> [DESCRIPTION OF THE TASK]:
Check every line of the material for the word "fundamentales". Copy those that have it.

> [SUPPLIED ENTRIES]:
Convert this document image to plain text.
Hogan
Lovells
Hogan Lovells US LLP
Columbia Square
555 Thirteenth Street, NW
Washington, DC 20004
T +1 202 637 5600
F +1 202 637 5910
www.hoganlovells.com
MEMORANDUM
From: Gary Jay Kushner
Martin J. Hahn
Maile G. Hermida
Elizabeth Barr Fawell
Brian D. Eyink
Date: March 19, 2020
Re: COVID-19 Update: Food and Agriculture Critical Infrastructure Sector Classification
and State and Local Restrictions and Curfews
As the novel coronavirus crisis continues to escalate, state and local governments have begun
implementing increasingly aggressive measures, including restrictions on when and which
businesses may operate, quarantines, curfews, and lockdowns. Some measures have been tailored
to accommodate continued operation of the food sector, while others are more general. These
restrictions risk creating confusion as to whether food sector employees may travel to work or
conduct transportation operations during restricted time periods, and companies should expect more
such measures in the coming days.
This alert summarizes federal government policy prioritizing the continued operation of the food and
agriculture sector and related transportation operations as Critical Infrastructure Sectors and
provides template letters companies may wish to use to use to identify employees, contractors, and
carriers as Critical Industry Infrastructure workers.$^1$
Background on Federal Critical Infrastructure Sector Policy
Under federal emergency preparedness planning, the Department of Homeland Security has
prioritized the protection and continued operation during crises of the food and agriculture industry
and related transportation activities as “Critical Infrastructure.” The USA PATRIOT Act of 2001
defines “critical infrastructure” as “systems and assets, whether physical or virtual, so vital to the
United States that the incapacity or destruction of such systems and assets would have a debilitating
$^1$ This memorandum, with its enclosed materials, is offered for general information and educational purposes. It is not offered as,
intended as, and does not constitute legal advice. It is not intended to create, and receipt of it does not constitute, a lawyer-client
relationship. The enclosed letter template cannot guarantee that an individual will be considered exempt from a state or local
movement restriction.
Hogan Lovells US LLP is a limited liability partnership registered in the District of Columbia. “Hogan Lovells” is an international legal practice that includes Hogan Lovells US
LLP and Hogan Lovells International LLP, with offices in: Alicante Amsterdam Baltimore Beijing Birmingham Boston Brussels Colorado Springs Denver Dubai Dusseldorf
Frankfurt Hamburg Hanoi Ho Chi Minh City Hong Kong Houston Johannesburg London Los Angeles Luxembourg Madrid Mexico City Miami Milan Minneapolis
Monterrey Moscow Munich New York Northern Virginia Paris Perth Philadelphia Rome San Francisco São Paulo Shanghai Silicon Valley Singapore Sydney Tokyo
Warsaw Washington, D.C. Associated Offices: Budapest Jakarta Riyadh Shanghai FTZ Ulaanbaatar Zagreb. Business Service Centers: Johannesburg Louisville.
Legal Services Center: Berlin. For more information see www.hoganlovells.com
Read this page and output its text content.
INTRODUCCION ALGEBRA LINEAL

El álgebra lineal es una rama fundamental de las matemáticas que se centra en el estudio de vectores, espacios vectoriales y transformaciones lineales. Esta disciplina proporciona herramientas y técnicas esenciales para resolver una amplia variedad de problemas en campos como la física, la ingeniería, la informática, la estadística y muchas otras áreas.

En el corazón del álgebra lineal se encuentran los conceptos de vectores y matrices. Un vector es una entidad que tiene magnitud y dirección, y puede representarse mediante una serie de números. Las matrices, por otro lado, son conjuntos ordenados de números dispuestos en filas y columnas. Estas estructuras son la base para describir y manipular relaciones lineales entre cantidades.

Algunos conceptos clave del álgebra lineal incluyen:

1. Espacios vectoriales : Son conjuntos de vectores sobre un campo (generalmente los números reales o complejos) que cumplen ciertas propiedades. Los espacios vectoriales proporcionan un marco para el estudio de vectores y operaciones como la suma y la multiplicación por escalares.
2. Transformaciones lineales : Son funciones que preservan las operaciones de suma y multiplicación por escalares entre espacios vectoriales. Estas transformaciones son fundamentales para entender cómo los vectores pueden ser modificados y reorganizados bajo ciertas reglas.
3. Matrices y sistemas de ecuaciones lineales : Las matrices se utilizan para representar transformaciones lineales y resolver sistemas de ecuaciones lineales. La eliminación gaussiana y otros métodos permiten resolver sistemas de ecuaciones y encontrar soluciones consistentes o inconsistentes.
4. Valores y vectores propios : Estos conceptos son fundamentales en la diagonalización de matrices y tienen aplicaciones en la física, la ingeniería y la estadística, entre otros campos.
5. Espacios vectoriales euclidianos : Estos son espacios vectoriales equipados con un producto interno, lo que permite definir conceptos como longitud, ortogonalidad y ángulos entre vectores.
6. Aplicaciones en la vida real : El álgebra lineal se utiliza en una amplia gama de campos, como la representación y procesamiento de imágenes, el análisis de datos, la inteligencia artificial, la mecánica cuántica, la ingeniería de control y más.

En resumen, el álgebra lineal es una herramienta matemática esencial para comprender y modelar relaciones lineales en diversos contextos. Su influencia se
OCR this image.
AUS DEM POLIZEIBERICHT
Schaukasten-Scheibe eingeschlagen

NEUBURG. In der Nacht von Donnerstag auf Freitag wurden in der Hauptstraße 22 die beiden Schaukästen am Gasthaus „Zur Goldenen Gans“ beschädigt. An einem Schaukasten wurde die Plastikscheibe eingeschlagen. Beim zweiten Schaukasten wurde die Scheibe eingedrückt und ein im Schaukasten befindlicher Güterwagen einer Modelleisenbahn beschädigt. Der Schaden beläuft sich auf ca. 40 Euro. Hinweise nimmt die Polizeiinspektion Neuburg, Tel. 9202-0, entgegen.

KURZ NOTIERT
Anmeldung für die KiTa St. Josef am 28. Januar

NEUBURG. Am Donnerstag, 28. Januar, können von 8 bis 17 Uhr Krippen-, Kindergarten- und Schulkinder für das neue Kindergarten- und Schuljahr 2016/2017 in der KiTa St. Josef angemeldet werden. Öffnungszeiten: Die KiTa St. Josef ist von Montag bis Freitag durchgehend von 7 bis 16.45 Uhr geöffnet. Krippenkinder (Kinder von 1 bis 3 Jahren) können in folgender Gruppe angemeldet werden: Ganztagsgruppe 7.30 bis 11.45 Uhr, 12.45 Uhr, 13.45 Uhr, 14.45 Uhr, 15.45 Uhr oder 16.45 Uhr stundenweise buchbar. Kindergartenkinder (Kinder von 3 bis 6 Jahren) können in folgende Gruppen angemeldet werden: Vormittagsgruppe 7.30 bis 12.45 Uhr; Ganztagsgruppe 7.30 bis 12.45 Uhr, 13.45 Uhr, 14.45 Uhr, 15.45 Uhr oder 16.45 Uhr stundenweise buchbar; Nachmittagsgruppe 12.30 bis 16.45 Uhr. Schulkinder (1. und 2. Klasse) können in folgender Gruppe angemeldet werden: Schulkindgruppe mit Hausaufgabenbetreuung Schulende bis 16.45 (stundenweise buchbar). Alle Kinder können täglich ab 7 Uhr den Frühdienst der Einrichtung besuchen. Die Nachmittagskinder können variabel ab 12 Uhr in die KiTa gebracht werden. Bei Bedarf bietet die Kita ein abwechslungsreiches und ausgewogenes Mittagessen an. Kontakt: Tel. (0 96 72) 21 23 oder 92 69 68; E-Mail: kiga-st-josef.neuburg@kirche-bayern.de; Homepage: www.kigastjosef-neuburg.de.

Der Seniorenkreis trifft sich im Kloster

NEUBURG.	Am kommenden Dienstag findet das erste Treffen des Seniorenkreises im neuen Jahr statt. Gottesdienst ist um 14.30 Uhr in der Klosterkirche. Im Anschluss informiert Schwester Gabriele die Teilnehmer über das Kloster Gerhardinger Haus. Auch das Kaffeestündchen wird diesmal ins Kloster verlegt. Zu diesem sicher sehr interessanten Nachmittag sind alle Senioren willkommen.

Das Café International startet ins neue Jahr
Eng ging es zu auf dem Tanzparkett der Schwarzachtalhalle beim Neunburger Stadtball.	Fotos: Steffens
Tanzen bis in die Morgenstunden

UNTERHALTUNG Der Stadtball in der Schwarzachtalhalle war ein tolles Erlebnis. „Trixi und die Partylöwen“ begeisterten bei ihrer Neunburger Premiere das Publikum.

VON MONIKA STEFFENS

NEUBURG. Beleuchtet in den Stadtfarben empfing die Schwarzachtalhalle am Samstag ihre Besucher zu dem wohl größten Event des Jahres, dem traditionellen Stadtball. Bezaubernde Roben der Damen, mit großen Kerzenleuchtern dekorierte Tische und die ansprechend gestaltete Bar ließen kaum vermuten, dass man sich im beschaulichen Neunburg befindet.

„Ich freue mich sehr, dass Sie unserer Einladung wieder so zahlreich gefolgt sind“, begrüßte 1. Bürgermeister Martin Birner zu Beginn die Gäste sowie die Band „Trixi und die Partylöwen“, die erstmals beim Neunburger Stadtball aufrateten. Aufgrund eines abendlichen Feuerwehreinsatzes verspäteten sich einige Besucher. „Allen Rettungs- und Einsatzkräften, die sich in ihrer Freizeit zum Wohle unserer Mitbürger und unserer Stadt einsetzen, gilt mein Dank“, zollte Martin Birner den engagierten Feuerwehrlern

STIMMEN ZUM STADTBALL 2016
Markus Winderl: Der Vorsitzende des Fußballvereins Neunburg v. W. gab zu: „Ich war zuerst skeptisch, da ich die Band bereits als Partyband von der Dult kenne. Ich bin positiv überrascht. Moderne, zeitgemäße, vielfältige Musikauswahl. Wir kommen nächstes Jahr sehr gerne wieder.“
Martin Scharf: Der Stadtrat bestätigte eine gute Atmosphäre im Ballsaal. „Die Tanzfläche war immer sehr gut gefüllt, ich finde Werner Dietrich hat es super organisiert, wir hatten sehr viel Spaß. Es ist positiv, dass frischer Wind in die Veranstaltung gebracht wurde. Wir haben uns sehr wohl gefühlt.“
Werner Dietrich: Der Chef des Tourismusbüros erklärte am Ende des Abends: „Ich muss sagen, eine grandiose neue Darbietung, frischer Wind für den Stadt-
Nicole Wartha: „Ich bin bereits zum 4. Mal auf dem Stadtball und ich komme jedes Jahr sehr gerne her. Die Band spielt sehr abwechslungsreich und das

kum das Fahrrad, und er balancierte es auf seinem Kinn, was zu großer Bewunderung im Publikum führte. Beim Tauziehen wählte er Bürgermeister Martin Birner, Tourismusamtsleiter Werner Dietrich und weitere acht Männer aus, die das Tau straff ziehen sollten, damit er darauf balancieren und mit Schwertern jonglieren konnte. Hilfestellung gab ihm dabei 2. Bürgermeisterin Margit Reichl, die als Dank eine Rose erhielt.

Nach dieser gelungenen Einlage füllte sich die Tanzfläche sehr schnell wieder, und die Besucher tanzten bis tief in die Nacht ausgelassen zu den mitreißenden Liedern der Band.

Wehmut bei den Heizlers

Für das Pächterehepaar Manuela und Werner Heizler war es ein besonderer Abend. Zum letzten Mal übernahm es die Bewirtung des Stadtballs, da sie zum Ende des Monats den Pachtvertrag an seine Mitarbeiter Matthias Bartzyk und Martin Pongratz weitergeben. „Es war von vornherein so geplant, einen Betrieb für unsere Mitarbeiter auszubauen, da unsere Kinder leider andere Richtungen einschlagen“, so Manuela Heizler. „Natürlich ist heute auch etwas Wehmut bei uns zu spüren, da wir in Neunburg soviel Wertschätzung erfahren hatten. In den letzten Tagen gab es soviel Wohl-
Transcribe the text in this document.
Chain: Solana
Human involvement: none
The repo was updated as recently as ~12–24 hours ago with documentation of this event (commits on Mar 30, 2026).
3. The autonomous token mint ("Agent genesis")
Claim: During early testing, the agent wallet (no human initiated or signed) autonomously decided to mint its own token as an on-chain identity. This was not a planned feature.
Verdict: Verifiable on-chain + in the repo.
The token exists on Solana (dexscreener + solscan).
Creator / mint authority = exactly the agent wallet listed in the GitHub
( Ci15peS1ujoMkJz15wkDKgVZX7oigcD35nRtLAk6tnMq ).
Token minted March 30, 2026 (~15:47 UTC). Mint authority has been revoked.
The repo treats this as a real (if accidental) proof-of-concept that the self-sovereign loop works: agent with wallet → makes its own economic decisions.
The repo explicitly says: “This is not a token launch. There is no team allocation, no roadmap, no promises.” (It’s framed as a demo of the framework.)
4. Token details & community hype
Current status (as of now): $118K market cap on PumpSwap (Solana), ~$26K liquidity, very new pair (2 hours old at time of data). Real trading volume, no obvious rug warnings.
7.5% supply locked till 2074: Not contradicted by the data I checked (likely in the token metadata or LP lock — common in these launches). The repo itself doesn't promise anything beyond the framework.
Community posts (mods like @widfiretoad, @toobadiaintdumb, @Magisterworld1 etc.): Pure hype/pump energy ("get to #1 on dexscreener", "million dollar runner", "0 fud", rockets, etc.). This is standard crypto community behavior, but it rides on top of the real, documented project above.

> [TASK RESPONSE]:
2. Transformaciones lineales : Son funciones que preservan las operaciones de suma y multiplicación por escalares entre espacios vectoriales. Estas transformaciones son fundamentales para entender cómo los vectores pueden ser modificados y reorganizados bajo ciertas reglas.
4. Valores y vectores propios : Estos conceptos son fundamentales en la diagonalización de matrices y tienen aplicaciones en la física, la ingeniería y la estadística, entre otros campos.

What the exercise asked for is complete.